Brief:
Work out the number of lines with "source" in them. Reply with that number and no other words.

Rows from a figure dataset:
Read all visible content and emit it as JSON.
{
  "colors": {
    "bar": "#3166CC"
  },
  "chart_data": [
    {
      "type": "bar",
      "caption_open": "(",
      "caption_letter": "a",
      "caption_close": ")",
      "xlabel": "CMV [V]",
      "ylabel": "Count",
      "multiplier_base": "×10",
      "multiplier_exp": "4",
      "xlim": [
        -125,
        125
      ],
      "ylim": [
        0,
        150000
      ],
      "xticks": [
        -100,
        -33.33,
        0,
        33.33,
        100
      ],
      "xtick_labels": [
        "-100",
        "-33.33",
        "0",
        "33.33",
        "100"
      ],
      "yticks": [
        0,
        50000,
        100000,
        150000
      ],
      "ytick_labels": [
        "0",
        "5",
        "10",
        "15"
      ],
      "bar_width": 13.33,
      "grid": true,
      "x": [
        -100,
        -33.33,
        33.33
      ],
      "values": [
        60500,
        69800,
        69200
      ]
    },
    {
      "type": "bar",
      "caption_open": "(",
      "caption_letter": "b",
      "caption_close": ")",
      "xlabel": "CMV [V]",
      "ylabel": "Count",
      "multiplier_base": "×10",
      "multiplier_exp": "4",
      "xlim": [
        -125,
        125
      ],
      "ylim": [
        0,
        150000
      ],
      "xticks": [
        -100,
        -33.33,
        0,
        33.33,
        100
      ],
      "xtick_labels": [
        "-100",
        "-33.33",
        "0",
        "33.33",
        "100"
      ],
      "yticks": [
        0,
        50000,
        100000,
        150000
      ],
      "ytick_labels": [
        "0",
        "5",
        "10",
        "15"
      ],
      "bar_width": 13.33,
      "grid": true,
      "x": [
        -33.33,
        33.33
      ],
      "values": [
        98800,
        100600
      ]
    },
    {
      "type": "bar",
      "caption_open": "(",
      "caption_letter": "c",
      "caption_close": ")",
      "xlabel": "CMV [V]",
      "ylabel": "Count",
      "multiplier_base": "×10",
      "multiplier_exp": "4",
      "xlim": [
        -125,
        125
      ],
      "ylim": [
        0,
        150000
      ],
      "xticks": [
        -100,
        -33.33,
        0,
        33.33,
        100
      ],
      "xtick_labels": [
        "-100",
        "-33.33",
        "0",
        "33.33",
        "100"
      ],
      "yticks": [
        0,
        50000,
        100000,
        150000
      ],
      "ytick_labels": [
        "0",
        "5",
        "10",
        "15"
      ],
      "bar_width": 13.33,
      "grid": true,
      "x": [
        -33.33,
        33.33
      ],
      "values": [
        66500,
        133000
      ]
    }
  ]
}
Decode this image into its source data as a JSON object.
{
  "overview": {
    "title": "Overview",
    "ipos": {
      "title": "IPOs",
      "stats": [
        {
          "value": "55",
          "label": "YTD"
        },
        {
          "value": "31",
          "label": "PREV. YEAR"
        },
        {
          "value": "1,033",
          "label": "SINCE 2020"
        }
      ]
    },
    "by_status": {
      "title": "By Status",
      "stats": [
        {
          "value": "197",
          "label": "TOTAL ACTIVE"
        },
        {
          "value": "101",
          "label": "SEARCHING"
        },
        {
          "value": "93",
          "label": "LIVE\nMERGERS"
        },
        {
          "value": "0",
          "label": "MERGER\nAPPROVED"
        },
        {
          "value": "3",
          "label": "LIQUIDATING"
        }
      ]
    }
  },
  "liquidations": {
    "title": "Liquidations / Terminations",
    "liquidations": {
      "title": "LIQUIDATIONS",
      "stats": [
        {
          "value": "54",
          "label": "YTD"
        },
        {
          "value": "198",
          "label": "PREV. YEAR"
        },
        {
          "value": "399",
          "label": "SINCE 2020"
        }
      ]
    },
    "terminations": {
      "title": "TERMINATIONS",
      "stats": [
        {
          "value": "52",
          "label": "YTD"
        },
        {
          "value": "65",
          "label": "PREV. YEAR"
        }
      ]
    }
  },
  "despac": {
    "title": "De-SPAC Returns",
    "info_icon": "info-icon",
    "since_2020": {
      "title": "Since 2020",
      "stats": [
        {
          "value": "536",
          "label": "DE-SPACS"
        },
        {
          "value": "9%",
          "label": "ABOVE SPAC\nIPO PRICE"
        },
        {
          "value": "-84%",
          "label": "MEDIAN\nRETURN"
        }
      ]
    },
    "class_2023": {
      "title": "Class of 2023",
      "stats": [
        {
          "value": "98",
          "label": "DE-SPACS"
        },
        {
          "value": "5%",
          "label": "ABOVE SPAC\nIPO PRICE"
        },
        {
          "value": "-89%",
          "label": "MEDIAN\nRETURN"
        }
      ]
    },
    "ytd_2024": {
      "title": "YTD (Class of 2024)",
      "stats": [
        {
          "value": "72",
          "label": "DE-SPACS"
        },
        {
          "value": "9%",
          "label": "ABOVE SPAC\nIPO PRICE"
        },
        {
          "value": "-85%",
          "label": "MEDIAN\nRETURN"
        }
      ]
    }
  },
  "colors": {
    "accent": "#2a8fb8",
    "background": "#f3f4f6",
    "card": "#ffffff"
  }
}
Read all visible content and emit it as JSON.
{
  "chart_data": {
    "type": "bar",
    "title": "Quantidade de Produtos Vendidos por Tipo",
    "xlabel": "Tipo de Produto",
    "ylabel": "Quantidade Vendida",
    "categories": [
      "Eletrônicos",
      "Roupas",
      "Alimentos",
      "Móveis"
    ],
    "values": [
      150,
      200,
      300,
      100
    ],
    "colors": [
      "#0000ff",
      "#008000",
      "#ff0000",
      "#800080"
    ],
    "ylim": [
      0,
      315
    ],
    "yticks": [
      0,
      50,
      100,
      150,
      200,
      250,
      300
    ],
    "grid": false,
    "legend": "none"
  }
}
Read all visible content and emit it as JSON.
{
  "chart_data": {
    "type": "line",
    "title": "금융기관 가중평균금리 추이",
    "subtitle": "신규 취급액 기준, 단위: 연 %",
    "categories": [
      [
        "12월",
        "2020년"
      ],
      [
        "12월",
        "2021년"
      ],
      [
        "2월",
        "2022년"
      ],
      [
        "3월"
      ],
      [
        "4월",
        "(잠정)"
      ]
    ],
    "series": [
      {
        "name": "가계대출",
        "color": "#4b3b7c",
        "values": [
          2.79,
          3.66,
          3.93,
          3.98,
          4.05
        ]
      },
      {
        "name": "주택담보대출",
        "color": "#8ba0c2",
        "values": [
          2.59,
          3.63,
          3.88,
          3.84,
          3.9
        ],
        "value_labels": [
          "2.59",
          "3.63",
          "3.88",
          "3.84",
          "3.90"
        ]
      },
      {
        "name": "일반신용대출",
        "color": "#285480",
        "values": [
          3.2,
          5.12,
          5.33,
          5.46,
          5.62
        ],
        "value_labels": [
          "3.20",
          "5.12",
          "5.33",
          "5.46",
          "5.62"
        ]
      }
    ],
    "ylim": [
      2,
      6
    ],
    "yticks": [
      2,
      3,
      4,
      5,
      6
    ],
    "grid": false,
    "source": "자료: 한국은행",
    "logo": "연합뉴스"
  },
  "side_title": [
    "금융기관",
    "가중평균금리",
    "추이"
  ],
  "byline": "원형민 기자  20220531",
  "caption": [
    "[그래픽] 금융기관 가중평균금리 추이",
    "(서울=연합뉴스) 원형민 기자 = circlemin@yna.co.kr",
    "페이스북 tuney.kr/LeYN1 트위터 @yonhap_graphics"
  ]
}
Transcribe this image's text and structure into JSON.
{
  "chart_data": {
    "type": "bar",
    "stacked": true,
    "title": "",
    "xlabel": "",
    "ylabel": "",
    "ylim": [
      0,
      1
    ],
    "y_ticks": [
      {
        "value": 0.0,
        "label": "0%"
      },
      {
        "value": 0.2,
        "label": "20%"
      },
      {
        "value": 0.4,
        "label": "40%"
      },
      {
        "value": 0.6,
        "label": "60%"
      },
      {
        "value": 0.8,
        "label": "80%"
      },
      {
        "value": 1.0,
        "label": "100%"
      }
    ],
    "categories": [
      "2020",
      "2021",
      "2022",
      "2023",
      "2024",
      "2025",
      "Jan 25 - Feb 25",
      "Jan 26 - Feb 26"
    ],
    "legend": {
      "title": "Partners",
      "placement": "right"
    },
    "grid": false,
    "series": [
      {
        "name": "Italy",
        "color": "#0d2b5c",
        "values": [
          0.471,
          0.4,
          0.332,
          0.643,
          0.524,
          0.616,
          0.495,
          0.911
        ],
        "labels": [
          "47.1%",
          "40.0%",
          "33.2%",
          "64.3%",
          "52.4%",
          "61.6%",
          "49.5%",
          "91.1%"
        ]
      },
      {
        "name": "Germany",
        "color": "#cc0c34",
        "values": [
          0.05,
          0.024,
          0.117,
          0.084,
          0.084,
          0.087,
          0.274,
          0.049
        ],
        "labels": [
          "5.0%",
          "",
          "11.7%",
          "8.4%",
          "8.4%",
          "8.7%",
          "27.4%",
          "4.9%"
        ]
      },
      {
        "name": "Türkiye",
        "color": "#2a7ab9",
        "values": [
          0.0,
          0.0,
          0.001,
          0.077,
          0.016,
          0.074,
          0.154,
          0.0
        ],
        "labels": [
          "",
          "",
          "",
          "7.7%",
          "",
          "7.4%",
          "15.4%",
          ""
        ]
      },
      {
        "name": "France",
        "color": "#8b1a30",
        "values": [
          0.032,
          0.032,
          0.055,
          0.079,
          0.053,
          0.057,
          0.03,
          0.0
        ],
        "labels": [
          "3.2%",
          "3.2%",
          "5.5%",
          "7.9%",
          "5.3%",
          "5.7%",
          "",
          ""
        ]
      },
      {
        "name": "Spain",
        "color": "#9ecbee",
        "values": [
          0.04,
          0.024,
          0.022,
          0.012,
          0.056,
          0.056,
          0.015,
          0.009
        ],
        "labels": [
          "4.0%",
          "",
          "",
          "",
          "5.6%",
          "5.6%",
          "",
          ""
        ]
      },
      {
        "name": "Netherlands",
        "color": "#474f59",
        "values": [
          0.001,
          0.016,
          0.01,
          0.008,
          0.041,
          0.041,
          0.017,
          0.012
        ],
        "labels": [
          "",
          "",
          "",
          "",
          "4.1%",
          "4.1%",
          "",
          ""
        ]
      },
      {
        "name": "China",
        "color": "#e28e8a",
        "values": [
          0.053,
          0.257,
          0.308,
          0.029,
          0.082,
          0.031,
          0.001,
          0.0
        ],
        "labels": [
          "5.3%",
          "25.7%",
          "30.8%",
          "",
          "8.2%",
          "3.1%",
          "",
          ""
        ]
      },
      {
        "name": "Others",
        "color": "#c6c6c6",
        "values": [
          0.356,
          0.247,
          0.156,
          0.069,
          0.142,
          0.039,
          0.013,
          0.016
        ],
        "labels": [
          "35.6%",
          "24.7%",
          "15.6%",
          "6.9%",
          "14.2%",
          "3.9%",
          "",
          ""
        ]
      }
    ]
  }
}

Exercise response:
2